課題 1 -
本文の内容を二文で要約してください。
課題 2 -
本文のうち、「もっとも、そういう授業を受け」という語句を含む箇所で始まり「れるであろう(教育基本法)。」で終わる部分を、一字も変えずに抜き出して返してください。

その授業が消化試合になったというのは、それまでの授業が観客と親会社をよろこばせるペナントレースになっていたということであり、選手である教師と子どもたちは学びを楽しめていなかったということである。ていうか、授業は授業として成り立っていなかったのであり、それを嘆く教師は子どもたちの学びの同志ではなかった。野球でいえば、チームメイトでも試合相手でもなかったのである。

 そういうアナロジーはともかく、一般入試が減ったせいで授業が消化試合と化したというのはその中学校の授業なるものがもとい教育としての授業ではなかったということである。それは県の入学者選抜の基本方針が示す「中学校教育が正常に運営されるよう」な配慮がなされていなかったことであり、おのれのエゴのために任務を怠り、職務を放棄する不忠者が跋扈していたと、僕は言いたい。

「でも、・・・」とか「だって、・・・」という弁明や、「じゃあ、お前がここへ来てやって見ろ!」という逆ギレとはつき合いたくない。但し、この人たちに同情の余地はある。ミシェル・フーコーによれば、権力は遍在するものであるからである。

 フーコーは「権力という語によってまず理解すべきだと思われるのは、無数の力関係であり、それらが行使される領域に内在的で、かつそれらの組織の構成要素であるようなものだ」と言う。権力は国家が上からかざしてくるものではなく、「行使される領域」、この場合、学校教育と考えていいだろう、その中の力関係だというのだ。そして、「一つの点から他の点への関係のあるところならどこにでも発生するから」権力は遍在する(いたるところにある)と言う。入試制度、教師と生徒、親と子、学歴と欲望、試験の点数による序列化、まっとうな授業と入試対策、・・・そういう力関係のなかで「受験」という権力が教師と親と子どもたちを支配し、中学校教育の運営を歪めてきたと考えれば、遍在する権力にもてあそばれた関係者を一方的に断罪するのはここでは控えたい。但し、今そのことに気づき、受験という権力を見直し、授業とは何か、中学校で学ぶべき知とはなにか、という教育の原点に立ち戻るべきではないか。

 もっとも、そういう授業を受けたことのない教師たちには授業を見直すということの意味自体想像を超えているのかもしれない。ただ、まっとうな授業に立ち戻るならば、消化試合はなくなるし、中学校三年三学期の終わるまで子どもたちはこの国の国民(市民)としての人格の完成と平和で民主的な国家及び社会の形成者たる成長を保証されるであろう(教育基本法)。

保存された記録
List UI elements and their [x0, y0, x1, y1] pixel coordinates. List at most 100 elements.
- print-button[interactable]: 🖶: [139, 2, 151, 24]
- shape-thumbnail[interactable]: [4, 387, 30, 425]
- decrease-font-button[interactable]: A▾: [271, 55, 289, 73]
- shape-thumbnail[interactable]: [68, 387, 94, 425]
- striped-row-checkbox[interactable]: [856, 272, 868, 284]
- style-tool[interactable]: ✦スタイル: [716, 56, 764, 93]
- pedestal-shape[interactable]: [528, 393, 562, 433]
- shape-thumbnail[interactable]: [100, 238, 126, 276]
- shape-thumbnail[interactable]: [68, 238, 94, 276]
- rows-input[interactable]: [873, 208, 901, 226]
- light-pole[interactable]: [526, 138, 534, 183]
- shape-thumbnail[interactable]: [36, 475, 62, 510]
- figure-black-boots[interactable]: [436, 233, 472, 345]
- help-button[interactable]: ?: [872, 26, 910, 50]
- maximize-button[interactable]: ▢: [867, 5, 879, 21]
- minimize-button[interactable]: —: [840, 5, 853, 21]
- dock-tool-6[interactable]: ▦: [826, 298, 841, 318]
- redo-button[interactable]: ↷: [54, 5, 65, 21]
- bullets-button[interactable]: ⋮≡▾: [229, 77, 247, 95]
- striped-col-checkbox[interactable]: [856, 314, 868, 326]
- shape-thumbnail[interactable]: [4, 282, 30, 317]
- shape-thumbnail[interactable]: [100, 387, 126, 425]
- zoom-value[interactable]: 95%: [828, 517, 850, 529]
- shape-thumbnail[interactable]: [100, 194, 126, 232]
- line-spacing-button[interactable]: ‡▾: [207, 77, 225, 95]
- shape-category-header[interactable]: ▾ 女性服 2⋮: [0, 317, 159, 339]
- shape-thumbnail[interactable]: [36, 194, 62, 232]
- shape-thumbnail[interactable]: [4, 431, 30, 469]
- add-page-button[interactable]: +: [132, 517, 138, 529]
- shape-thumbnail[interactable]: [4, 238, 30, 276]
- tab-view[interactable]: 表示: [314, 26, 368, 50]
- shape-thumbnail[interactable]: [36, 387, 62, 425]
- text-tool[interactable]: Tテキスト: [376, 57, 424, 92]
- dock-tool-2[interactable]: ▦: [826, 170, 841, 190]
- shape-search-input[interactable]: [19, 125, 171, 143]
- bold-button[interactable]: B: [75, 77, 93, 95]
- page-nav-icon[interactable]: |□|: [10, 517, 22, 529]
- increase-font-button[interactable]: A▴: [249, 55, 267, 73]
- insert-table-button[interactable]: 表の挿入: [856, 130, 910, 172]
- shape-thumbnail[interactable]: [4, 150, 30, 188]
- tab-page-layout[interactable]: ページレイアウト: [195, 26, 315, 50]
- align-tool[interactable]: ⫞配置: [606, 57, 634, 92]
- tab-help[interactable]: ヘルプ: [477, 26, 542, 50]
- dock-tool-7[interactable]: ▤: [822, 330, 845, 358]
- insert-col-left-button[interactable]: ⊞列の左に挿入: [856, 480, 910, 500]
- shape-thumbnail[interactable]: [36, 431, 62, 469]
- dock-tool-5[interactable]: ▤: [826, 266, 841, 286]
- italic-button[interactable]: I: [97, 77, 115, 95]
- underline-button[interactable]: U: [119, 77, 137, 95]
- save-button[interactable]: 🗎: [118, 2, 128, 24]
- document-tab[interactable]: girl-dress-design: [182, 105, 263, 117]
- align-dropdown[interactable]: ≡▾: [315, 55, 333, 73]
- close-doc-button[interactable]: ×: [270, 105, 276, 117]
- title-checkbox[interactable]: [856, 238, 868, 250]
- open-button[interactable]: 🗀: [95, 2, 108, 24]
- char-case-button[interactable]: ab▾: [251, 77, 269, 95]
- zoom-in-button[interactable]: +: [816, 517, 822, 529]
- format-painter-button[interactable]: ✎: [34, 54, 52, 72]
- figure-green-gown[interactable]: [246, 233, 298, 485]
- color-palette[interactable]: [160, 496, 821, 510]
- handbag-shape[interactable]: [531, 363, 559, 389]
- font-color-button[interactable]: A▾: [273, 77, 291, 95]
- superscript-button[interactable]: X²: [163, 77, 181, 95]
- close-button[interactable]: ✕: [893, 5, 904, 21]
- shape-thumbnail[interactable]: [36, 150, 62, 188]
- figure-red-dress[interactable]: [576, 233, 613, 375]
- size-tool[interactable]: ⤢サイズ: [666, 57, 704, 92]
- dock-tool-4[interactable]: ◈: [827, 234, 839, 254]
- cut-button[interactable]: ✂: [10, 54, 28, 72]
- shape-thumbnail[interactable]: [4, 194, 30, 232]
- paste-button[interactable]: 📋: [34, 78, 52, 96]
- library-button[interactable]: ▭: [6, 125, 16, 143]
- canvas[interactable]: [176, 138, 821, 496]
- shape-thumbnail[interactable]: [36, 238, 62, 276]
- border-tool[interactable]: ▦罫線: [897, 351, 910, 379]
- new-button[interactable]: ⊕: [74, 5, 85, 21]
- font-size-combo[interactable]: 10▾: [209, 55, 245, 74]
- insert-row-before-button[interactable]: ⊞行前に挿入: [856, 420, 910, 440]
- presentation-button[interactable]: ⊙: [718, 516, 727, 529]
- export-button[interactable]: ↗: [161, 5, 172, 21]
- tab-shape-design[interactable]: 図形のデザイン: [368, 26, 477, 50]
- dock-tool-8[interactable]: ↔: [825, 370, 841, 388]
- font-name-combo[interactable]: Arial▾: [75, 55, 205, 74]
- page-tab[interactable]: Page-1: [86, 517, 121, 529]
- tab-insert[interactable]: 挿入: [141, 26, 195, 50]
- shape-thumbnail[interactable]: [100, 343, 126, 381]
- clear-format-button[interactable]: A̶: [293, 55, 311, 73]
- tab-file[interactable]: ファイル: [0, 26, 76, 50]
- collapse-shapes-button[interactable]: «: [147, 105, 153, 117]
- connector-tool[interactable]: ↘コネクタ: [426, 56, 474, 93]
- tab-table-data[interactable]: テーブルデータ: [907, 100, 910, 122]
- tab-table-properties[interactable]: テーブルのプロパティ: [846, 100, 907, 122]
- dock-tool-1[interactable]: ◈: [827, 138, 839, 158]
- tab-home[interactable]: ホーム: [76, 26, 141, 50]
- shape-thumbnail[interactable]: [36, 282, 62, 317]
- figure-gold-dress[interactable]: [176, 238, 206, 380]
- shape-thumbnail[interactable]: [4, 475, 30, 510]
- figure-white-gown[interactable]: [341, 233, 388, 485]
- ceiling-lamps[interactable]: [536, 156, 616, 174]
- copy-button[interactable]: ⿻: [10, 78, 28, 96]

正答 1 -
一般入試が減ったせいで授業が消化試合と化したのは、その中学校の授業が教育としての授業ではなかったことを示すと筆者は述べている。フーコーのいう遍在する権力として「受験」が関係者を支配し中学校教育の運営を歪めてきたと考え、関係者を一方的に断罪するのは控えつつも、授業とは何かという教育の原点に立ち戻るべきだと主張している。

正答 2 -
もっとも、そういう授業を受けたことのない教師たちには授業を見直すということの意味自体想像を超えているのかもしれない。ただ、まっとうな授業に立ち戻るならば、消化試合はなくなるし、中学校三年三学期の終わるまで子どもたちはこの国の国民(市民)としての人格の完成と平和で民主的な国家及び社会の形成者たる成長を保証されるであろう(教育基本法)。